● **Set task**
Every record below should be transcribed exactly. Omit the images.

● **Stored data**
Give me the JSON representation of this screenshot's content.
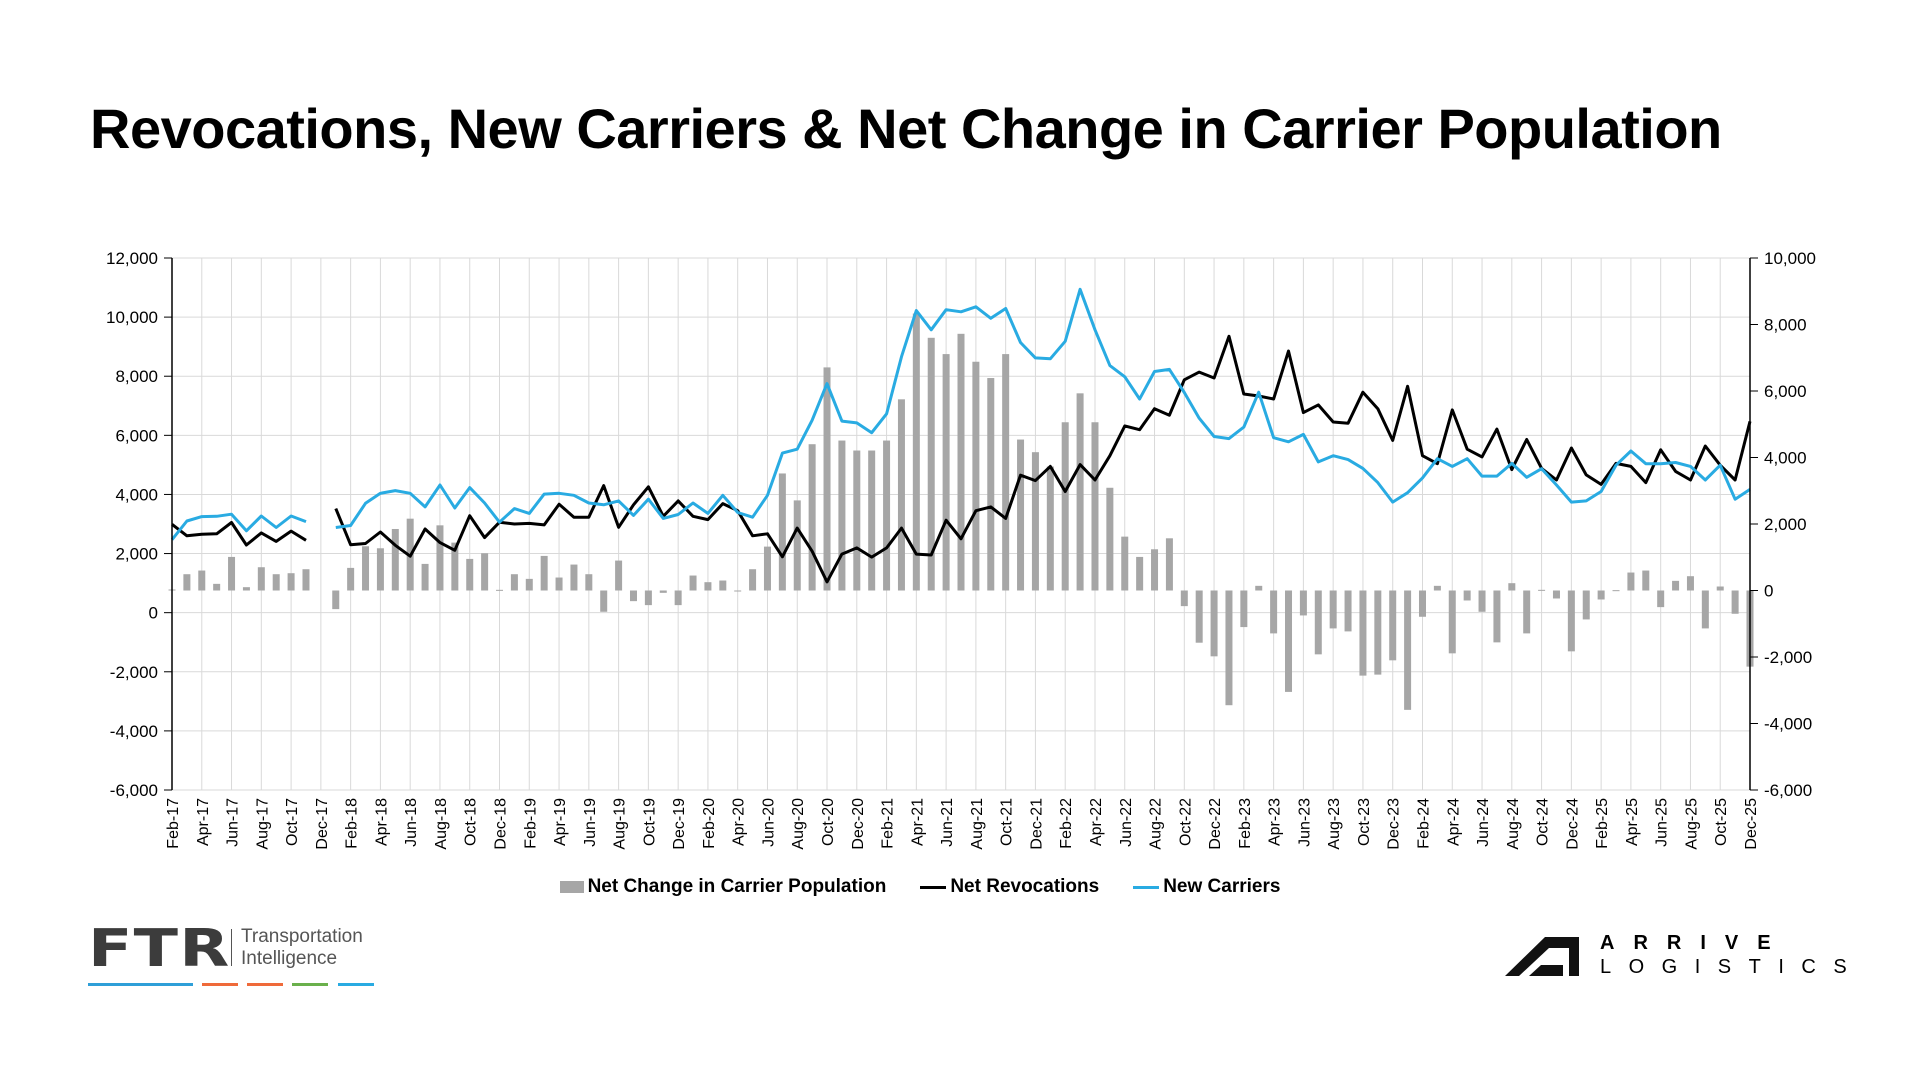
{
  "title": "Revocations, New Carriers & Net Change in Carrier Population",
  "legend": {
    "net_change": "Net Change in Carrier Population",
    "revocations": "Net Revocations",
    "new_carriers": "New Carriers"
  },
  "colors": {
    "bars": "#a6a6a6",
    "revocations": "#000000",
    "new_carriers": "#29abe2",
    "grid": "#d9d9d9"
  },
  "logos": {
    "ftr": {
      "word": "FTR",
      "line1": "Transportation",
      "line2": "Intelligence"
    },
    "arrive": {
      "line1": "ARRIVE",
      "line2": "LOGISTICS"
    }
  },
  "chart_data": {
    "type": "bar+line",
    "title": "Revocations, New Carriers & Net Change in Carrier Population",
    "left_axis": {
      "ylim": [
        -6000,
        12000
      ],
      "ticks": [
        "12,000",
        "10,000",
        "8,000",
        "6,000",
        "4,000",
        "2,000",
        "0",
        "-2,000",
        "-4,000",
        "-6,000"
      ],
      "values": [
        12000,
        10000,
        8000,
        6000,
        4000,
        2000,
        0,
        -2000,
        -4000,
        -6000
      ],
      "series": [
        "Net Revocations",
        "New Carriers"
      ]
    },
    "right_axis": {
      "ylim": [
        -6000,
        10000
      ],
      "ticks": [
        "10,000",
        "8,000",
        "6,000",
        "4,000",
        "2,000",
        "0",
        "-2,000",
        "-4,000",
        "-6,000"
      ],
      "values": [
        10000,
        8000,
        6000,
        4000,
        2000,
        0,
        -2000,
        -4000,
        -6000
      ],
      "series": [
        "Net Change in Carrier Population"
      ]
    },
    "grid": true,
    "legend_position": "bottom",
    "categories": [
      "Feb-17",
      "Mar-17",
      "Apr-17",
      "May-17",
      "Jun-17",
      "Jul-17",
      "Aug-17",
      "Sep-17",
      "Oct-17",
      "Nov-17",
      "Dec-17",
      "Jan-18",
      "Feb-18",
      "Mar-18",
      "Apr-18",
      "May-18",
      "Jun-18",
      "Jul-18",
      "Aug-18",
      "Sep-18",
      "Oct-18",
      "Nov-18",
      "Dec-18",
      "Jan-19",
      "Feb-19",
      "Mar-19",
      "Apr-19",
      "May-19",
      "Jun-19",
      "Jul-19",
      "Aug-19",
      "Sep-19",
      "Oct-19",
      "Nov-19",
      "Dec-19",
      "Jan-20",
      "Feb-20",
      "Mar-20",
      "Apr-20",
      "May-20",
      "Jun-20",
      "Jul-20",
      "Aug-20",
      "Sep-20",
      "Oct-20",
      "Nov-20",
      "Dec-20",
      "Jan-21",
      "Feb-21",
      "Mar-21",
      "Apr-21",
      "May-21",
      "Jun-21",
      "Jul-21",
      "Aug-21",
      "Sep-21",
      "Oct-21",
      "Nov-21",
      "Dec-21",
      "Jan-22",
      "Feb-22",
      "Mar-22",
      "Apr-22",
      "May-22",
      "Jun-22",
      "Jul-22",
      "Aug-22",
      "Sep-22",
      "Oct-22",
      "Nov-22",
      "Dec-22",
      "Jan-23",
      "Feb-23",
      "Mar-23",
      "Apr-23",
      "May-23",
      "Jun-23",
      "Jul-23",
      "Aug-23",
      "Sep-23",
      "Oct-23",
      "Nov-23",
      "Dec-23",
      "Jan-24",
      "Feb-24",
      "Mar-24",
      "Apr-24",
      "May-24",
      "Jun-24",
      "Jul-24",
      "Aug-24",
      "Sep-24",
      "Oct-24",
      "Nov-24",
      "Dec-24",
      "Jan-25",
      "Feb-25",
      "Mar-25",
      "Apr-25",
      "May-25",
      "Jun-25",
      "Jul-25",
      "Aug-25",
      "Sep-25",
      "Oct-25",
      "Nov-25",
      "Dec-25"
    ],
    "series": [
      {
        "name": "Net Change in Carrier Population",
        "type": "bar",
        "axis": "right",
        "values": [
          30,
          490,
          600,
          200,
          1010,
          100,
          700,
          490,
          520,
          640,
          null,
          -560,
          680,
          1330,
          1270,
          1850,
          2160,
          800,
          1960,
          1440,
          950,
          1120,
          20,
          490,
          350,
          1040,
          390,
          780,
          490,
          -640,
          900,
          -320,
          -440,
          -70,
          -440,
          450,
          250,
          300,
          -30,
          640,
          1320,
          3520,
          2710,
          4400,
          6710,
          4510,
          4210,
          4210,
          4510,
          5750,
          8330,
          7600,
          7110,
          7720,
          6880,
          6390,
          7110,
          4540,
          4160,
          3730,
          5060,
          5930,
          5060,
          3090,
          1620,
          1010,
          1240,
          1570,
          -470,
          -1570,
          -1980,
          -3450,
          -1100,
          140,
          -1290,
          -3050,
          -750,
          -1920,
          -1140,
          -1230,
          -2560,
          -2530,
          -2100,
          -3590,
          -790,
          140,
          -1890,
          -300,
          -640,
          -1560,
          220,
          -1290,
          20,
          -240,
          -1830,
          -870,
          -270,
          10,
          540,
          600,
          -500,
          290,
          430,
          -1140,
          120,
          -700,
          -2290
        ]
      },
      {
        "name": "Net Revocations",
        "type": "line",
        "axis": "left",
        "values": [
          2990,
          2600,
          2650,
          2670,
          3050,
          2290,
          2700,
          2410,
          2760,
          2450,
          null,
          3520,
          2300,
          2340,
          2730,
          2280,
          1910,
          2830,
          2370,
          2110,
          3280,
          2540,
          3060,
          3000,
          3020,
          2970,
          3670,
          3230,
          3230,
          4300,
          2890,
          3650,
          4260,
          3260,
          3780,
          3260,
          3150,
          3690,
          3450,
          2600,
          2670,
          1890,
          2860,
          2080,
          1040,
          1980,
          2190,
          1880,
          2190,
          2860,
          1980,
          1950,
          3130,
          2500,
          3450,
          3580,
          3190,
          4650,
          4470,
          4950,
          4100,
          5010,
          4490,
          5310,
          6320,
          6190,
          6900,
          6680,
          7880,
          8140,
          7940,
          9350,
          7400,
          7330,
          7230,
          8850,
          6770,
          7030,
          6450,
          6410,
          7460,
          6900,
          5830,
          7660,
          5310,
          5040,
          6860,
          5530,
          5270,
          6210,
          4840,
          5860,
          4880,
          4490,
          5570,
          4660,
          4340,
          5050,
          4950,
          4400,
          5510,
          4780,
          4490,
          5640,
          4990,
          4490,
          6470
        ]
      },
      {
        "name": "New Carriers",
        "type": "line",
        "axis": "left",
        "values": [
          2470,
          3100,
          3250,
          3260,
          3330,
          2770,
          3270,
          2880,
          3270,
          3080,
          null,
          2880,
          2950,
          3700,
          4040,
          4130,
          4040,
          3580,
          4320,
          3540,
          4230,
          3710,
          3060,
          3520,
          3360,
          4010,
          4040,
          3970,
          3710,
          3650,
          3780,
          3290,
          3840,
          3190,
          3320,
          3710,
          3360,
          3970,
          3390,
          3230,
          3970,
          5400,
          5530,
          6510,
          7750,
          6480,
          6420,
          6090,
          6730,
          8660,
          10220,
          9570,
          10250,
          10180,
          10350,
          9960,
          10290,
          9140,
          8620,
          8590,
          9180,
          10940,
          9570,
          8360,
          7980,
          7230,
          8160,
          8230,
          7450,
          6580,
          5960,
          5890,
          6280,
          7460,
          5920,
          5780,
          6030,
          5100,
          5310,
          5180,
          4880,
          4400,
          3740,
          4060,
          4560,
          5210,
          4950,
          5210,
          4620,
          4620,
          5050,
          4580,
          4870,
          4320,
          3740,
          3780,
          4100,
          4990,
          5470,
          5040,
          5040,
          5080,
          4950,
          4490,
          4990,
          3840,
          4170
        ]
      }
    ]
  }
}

● **Completed exercise**
Give me the JSON representation of this screenshot's content.
{
  "title": "Revocations, New Carriers & Net Change in Carrier Population",
  "legend": {
    "net_change": "Net Change in Carrier Population",
    "revocations": "Net Revocations",
    "new_carriers": "New Carriers"
  },
  "colors": {
    "bars": "#a6a6a6",
    "revocations": "#000000",
    "new_carriers": "#29abe2",
    "grid": "#d9d9d9"
  },
  "logos": {
    "ftr": {
      "word": "FTR",
      "line1": "Transportation",
      "line2": "Intelligence"
    },
    "arrive": {
      "line1": "ARRIVE",
      "line2": "LOGISTICS"
    }
  },
  "chart_data": {
    "type": "bar+line",
    "title": "Revocations, New Carriers & Net Change in Carrier Population",
    "left_axis": {
      "ylim": [
        -6000,
        12000
      ],
      "ticks": [
        "12,000",
        "10,000",
        "8,000",
        "6,000",
        "4,000",
        "2,000",
        "0",
        "-2,000",
        "-4,000",
        "-6,000"
      ],
      "values": [
        12000,
        10000,
        8000,
        6000,
        4000,
        2000,
        0,
        -2000,
        -4000,
        -6000
      ],
      "series": [
        "Net Revocations",
        "New Carriers"
      ]
    },
    "right_axis": {
      "ylim": [
        -6000,
        10000
      ],
      "ticks": [
        "10,000",
        "8,000",
        "6,000",
        "4,000",
        "2,000",
        "0",
        "-2,000",
        "-4,000",
        "-6,000"
      ],
      "values": [
        10000,
        8000,
        6000,
        4000,
        2000,
        0,
        -2000,
        -4000,
        -6000
      ],
      "series": [
        "Net Change in Carrier Population"
      ]
    },
    "grid": true,
    "legend_position": "bottom",
    "categories": [
      "Feb-17",
      "Mar-17",
      "Apr-17",
      "May-17",
      "Jun-17",
      "Jul-17",
      "Aug-17",
      "Sep-17",
      "Oct-17",
      "Nov-17",
      "Dec-17",
      "Jan-18",
      "Feb-18",
      "Mar-18",
      "Apr-18",
      "May-18",
      "Jun-18",
      "Jul-18",
      "Aug-18",
      "Sep-18",
      "Oct-18",
      "Nov-18",
      "Dec-18",
      "Jan-19",
      "Feb-19",
      "Mar-19",
      "Apr-19",
      "May-19",
      "Jun-19",
      "Jul-19",
      "Aug-19",
      "Sep-19",
      "Oct-19",
      "Nov-19",
      "Dec-19",
      "Jan-20",
      "Feb-20",
      "Mar-20",
      "Apr-20",
      "May-20",
      "Jun-20",
      "Jul-20",
      "Aug-20",
      "Sep-20",
      "Oct-20",
      "Nov-20",
      "Dec-20",
      "Jan-21",
      "Feb-21",
      "Mar-21",
      "Apr-21",
      "May-21",
      "Jun-21",
      "Jul-21",
      "Aug-21",
      "Sep-21",
      "Oct-21",
      "Nov-21",
      "Dec-21",
      "Jan-22",
      "Feb-22",
      "Mar-22",
      "Apr-22",
      "May-22",
      "Jun-22",
      "Jul-22",
      "Aug-22",
      "Sep-22",
      "Oct-22",
      "Nov-22",
      "Dec-22",
      "Jan-23",
      "Feb-23",
      "Mar-23",
      "Apr-23",
      "May-23",
      "Jun-23",
      "Jul-23",
      "Aug-23",
      "Sep-23",
      "Oct-23",
      "Nov-23",
      "Dec-23",
      "Jan-24",
      "Feb-24",
      "Mar-24",
      "Apr-24",
      "May-24",
      "Jun-24",
      "Jul-24",
      "Aug-24",
      "Sep-24",
      "Oct-24",
      "Nov-24",
      "Dec-24",
      "Jan-25",
      "Feb-25",
      "Mar-25",
      "Apr-25",
      "May-25",
      "Jun-25",
      "Jul-25",
      "Aug-25",
      "Sep-25",
      "Oct-25",
      "Nov-25",
      "Dec-25"
    ],
    "series": [
      {
        "name": "Net Change in Carrier Population",
        "type": "bar",
        "axis": "right",
        "values": [
          30,
          490,
          600,
          200,
          1010,
          100,
          700,
          490,
          520,
          640,
          null,
          -560,
          680,
          1330,
          1270,
          1850,
          2160,
          800,
          1960,
          1440,
          950,
          1120,
          20,
          490,
          350,
          1040,
          390,
          780,
          490,
          -640,
          900,
          -320,
          -440,
          -70,
          -440,
          450,
          250,
          300,
          -30,
          640,
          1320,
          3520,
          2710,
          4400,
          6710,
          4510,
          4210,
          4210,
          4510,
          5750,
          8330,
          7600,
          7110,
          7720,
          6880,
          6390,
          7110,
          4540,
          4160,
          3730,
          5060,
          5930,
          5060,
          3090,
          1620,
          1010,
          1240,
          1570,
          -470,
          -1570,
          -1980,
          -3450,
          -1100,
          140,
          -1290,
          -3050,
          -750,
          -1920,
          -1140,
          -1230,
          -2560,
          -2530,
          -2100,
          -3590,
          -790,
          140,
          -1890,
          -300,
          -640,
          -1560,
          220,
          -1290,
          20,
          -240,
          -1830,
          -870,
          -270,
          10,
          540,
          600,
          -500,
          290,
          430,
          -1140,
          120,
          -700,
          -2290
        ]
      },
      {
        "name": "Net Revocations",
        "type": "line",
        "axis": "left",
        "values": [
          2990,
          2600,
          2650,
          2670,
          3050,
          2290,
          2700,
          2410,
          2760,
          2450,
          null,
          3520,
          2300,
          2340,
          2730,
          2280,
          1910,
          2830,
          2370,
          2110,
          3280,
          2540,
          3060,
          3000,
          3020,
          2970,
          3670,
          3230,
          3230,
          4300,
          2890,
          3650,
          4260,
          3260,
          3780,
          3260,
          3150,
          3690,
          3450,
          2600,
          2670,
          1890,
          2860,
          2080,
          1040,
          1980,
          2190,
          1880,
          2190,
          2860,
          1980,
          1950,
          3130,
          2500,
          3450,
          3580,
          3190,
          4650,
          4470,
          4950,
          4100,
          5010,
          4490,
          5310,
          6320,
          6190,
          6900,
          6680,
          7880,
          8140,
          7940,
          9350,
          7400,
          7330,
          7230,
          8850,
          6770,
          7030,
          6450,
          6410,
          7460,
          6900,
          5830,
          7660,
          5310,
          5040,
          6860,
          5530,
          5270,
          6210,
          4840,
          5860,
          4880,
          4490,
          5570,
          4660,
          4340,
          5050,
          4950,
          4400,
          5510,
          4780,
          4490,
          5640,
          4990,
          4490,
          6470
        ]
      },
      {
        "name": "New Carriers",
        "type": "line",
        "axis": "left",
        "values": [
          2470,
          3100,
          3250,
          3260,
          3330,
          2770,
          3270,
          2880,
          3270,
          3080,
          null,
          2880,
          2950,
          3700,
          4040,
          4130,
          4040,
          3580,
          4320,
          3540,
          4230,
          3710,
          3060,
          3520,
          3360,
          4010,
          4040,
          3970,
          3710,
          3650,
          3780,
          3290,
          3840,
          3190,
          3320,
          3710,
          3360,
          3970,
          3390,
          3230,
          3970,
          5400,
          5530,
          6510,
          7750,
          6480,
          6420,
          6090,
          6730,
          8660,
          10220,
          9570,
          10250,
          10180,
          10350,
          9960,
          10290,
          9140,
          8620,
          8590,
          9180,
          10940,
          9570,
          8360,
          7980,
          7230,
          8160,
          8230,
          7450,
          6580,
          5960,
          5890,
          6280,
          7460,
          5920,
          5780,
          6030,
          5100,
          5310,
          5180,
          4880,
          4400,
          3740,
          4060,
          4560,
          5210,
          4950,
          5210,
          4620,
          4620,
          5050,
          4580,
          4870,
          4320,
          3740,
          3780,
          4100,
          4990,
          5470,
          5040,
          5040,
          5080,
          4950,
          4490,
          4990,
          3840,
          4170
        ]
      }
    ]
  }
}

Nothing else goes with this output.